EXERCISE BRIEF: Report each line of the data below that contains the string "leader", copying every such line in full.

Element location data
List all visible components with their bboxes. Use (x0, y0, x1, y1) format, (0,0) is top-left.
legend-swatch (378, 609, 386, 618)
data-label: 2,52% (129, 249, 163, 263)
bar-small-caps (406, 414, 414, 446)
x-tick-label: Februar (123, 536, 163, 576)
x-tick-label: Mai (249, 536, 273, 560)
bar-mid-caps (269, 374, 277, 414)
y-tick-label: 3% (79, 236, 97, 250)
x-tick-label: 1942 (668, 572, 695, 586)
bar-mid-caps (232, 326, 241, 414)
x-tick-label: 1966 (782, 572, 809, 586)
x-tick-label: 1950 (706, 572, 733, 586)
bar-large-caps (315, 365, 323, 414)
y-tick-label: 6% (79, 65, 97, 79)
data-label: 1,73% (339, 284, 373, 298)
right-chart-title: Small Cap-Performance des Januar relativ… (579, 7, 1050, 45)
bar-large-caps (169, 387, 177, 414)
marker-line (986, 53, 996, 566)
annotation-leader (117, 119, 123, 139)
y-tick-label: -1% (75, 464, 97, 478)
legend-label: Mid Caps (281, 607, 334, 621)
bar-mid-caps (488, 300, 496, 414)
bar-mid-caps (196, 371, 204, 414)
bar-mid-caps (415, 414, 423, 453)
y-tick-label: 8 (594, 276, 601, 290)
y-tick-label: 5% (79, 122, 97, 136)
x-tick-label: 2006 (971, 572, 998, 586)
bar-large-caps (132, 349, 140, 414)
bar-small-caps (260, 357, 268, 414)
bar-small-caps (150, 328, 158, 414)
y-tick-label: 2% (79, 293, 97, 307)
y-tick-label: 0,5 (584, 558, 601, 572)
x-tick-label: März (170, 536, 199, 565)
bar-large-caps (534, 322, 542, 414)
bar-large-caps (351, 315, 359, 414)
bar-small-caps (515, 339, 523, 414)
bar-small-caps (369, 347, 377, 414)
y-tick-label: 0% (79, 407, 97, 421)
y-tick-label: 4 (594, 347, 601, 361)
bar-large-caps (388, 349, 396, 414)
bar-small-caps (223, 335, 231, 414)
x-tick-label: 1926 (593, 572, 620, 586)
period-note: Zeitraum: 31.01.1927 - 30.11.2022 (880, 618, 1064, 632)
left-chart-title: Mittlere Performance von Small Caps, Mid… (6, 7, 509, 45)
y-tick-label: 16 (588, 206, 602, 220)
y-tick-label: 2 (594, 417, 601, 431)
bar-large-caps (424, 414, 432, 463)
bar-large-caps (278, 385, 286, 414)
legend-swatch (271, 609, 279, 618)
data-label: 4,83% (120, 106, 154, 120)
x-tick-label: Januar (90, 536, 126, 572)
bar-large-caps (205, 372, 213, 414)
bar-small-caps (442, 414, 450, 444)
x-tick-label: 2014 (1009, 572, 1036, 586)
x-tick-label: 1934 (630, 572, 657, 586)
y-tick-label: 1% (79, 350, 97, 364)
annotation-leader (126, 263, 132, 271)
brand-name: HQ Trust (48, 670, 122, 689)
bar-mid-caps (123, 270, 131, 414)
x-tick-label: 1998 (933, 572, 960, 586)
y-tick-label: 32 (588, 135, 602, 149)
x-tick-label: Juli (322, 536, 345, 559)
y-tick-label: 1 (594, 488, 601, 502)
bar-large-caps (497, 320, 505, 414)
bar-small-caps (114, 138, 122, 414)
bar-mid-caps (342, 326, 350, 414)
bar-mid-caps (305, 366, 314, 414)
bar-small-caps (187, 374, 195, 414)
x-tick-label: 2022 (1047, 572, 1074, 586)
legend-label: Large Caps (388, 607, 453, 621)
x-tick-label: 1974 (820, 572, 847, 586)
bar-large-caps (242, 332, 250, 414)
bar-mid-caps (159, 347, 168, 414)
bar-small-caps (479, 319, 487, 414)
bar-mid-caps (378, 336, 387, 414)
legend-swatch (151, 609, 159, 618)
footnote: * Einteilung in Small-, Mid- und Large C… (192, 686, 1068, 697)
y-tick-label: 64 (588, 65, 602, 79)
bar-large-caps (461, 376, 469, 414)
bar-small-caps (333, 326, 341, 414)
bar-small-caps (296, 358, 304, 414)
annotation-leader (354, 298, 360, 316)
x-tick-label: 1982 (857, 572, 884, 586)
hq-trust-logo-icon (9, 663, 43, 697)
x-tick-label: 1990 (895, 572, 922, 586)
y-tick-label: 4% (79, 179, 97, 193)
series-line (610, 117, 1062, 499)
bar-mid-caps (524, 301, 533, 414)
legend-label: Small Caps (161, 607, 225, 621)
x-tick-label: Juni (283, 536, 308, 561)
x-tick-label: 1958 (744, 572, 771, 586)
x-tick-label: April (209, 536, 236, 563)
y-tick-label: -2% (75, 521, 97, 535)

EXERCISE ANSWER:
annotation-leader (117, 119, 123, 139)
annotation-leader (126, 263, 132, 271)
annotation-leader (354, 298, 360, 316)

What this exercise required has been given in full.